Set down the part of the Selway River passage below from "Selway River" to "through and through.", keeping every word and mark unchanged.

▶ Given passage:
★ ★ ★ ★ ★ ★ ★
Selway River
Insights
The Selway is a 100-mile freestone that drains the heart of the Selway-Bitterroot Wilderness and runs almost entirely without a road beside it. Below Selway Falls, a single gravel track — Forest Road 223 — traces the lowest 21 miles from Lowell up to the falls, and that is the only water you can reach with a truck. Everything above the falls is 47 miles of Class III-IV whitewater from Paradise down to Race Creek, permit-only, and the float lottery is one of the hardest to draw in the Lower 48 (roughly 62 launches a year against thousands of applicants). What you are fishing for is wild westslope cutthroat — one of the most intact native populations left in America, commonly 12 to 16 inches with better fish pushing 16 to 20. A few rainbows, cutbow hybrids, mountain whitefish, and protected bull trout mix in, but this is a cutthroat river through and through.
★ ★ ★ ★ ★ ★ ★
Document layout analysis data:
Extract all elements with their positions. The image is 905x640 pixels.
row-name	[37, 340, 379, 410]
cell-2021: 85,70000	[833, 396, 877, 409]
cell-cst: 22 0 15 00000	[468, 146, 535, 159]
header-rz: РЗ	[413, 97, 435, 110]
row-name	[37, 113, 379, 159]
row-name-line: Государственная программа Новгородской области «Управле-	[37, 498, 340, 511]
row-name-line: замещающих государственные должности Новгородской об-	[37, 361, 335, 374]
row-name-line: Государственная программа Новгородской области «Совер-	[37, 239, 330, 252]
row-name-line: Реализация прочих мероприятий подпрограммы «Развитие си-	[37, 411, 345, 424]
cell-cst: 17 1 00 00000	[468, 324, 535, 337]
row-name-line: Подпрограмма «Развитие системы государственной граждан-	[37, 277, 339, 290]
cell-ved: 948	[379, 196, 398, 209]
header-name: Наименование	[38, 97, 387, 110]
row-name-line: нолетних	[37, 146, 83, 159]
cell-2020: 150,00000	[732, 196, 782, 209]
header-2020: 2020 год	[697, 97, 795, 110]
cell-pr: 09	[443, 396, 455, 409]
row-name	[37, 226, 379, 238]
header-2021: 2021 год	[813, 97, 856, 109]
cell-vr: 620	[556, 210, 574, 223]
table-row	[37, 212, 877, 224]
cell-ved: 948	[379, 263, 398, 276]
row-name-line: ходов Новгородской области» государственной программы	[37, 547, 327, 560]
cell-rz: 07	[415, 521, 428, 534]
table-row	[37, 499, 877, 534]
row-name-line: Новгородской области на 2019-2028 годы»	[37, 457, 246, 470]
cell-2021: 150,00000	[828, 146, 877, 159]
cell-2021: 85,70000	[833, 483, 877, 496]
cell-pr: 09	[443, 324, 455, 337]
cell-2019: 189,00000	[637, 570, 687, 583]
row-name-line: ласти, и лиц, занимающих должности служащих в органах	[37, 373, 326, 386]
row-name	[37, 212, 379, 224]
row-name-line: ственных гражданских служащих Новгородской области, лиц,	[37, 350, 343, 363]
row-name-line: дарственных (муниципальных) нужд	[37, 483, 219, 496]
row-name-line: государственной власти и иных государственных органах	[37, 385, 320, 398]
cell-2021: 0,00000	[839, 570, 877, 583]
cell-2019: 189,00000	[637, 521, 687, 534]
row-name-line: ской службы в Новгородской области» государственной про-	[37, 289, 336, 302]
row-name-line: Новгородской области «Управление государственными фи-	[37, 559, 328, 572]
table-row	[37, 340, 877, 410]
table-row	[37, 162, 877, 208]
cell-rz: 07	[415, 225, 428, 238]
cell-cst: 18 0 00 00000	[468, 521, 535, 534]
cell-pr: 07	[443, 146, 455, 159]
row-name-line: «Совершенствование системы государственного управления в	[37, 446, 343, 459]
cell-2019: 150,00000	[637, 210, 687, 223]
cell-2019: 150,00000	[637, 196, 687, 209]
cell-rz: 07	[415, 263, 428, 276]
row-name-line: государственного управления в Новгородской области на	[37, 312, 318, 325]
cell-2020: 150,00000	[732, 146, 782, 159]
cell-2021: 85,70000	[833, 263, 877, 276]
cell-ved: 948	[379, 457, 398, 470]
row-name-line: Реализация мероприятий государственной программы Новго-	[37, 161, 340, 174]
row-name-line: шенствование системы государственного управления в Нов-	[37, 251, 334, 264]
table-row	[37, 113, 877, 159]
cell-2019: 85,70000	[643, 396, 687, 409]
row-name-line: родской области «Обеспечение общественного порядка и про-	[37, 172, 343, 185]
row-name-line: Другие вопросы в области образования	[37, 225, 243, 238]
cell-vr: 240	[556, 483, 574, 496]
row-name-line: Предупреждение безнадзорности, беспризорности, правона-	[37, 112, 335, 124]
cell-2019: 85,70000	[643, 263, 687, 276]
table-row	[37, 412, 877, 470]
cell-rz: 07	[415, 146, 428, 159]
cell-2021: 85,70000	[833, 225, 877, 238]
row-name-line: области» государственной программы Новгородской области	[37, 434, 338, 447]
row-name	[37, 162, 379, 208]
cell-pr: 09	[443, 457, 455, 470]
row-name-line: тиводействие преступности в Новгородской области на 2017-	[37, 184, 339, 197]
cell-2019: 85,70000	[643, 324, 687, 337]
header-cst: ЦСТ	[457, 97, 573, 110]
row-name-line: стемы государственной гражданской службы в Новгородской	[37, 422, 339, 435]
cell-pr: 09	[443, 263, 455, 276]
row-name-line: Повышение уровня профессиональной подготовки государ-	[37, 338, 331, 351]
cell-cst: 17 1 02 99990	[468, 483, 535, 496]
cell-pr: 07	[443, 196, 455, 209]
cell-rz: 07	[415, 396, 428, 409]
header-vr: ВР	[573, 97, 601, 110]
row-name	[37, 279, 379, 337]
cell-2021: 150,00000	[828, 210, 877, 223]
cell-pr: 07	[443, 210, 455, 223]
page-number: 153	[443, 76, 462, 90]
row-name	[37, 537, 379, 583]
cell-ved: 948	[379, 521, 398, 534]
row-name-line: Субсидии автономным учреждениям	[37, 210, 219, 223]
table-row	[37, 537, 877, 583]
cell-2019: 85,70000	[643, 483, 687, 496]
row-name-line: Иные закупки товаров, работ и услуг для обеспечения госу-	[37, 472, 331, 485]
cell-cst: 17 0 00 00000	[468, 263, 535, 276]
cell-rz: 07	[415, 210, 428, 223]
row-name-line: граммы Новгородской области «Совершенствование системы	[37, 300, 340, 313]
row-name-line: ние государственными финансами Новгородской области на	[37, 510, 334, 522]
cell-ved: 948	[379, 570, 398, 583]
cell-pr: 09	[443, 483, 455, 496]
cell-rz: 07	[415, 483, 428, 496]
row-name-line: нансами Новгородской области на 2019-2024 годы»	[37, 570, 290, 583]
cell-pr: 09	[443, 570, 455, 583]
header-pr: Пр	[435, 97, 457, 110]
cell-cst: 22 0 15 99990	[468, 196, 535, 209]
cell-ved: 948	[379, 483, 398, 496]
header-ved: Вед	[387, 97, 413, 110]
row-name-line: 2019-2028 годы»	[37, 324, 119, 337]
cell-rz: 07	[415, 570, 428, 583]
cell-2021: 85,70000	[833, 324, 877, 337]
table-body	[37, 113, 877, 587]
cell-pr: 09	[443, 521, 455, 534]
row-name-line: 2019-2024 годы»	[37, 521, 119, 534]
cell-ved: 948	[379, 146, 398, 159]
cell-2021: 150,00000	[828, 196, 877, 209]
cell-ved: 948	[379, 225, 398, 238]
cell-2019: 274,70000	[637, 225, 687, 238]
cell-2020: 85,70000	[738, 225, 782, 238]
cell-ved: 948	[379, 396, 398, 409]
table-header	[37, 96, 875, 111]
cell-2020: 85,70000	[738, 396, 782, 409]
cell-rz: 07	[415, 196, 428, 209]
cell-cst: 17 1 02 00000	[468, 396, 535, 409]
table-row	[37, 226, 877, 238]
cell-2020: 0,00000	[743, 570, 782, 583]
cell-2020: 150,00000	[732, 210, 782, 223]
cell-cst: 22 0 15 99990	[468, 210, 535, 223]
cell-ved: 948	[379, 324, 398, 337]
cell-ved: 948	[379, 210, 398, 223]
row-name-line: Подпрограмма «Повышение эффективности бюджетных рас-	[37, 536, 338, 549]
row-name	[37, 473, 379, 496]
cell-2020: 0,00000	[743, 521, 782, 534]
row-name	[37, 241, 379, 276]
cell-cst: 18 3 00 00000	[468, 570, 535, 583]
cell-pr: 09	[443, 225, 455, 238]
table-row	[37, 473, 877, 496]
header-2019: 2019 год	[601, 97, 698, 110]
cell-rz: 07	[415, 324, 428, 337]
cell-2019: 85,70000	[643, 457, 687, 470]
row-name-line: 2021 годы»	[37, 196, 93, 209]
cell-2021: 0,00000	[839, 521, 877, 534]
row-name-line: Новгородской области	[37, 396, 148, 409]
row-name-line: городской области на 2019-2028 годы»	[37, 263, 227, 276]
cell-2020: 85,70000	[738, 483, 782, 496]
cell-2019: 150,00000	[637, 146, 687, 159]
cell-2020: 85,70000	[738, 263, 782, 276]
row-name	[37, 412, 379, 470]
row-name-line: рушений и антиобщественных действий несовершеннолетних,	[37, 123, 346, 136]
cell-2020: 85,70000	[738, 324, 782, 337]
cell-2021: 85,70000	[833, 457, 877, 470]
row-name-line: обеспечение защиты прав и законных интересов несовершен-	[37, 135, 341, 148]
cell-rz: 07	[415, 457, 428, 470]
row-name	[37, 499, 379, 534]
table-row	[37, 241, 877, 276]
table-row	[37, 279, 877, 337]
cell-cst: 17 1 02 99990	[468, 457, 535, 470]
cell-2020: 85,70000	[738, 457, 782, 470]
★ ★ ★ ★ ★ ★ ★
▶ Output below:
Selway River
Insights
The Selway is a 100-mile freestone that drains the heart of the Selway-Bitterroot Wilderness and runs almost entirely without a road beside it. Below Selway Falls, a single gravel track — Forest Road 223 — traces the lowest 21 miles from Lowell up to the falls, and that is the only water you can reach with a truck. Everything above the falls is 47 miles of Class III-IV whitewater from Paradise down to Race Creek, permit-only, and the float lottery is one of the hardest to draw in the Lower 48 (roughly 62 launches a year against thousands of applicants). What you are fishing for is wild westslope cutthroat — one of the most intact native populations left in America, commonly 12 to 16 inches with better fish pushing 16 to 20. A few rainbows, cutbow hybrids, mountain whitefish, and protected bull trout mix in, but this is a cutthroat river through and through.